SET TASK: Every line that holds the string "Lifestyle" is to be identified and copied.

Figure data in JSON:

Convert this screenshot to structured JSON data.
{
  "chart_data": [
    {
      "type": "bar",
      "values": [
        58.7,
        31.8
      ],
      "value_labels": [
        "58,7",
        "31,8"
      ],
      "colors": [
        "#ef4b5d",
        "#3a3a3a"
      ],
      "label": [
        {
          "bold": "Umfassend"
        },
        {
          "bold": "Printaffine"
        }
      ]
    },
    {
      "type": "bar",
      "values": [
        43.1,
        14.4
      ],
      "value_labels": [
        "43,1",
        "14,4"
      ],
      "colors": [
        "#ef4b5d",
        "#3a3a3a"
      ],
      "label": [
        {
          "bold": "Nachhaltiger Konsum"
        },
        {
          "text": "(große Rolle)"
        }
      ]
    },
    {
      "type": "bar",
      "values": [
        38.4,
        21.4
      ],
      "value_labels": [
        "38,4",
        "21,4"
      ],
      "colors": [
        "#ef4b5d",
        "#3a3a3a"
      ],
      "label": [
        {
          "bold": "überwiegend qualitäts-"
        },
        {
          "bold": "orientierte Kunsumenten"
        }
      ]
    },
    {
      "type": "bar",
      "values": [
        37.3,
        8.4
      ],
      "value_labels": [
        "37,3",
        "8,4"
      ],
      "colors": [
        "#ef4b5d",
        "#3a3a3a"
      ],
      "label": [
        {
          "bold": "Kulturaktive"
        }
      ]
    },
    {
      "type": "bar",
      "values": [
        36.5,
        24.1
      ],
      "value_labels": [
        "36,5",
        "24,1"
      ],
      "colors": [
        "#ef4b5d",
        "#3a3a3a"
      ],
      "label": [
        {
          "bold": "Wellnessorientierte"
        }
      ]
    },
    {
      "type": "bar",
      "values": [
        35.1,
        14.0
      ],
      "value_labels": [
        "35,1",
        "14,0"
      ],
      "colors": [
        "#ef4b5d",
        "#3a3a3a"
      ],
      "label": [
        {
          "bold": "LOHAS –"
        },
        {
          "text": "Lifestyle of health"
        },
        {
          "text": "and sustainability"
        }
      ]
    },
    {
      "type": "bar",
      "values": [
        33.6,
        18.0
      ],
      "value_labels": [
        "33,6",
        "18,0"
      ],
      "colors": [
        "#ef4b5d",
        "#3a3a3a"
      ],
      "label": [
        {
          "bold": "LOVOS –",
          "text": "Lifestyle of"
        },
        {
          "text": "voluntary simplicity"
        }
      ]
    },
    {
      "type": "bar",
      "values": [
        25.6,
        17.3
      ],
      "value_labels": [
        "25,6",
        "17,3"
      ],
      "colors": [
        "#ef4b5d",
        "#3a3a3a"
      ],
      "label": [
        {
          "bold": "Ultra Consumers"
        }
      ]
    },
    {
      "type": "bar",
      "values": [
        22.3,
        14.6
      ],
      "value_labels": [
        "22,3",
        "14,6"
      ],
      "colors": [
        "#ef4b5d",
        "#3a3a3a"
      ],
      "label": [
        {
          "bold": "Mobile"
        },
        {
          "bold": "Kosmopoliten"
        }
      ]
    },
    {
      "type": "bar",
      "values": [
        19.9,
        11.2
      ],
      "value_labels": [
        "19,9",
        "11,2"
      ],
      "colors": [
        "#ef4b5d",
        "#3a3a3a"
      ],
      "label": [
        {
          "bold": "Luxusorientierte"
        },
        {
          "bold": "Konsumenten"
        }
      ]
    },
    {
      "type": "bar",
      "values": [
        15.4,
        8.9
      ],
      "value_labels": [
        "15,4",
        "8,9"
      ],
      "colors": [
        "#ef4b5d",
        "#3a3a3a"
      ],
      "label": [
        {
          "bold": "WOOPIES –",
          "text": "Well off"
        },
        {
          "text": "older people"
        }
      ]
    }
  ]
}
---
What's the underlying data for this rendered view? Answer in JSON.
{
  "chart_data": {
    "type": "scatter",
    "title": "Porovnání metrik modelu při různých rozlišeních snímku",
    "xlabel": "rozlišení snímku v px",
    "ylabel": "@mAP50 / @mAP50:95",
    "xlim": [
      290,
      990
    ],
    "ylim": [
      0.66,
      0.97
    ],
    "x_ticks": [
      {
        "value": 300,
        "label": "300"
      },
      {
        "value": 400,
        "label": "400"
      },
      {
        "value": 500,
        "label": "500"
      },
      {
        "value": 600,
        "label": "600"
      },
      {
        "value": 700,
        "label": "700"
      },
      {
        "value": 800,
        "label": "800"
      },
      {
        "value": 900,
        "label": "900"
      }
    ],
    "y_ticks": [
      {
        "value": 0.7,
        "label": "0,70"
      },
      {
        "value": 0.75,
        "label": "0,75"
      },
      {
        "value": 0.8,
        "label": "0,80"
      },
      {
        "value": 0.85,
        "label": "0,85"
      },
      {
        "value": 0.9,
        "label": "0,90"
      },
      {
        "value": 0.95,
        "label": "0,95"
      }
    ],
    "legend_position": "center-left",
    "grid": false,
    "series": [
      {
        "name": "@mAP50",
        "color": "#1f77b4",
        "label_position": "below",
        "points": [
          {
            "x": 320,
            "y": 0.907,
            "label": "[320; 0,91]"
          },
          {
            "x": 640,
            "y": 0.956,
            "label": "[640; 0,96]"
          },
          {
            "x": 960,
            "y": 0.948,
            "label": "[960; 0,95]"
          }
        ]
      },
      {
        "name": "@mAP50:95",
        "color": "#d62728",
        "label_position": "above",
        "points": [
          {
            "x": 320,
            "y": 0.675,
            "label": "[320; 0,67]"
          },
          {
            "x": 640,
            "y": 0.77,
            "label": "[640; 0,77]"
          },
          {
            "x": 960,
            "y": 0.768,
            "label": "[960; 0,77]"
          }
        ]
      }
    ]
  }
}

RESPONSE:
          "text": "Lifestyle of health"
          "text": "Lifestyle of"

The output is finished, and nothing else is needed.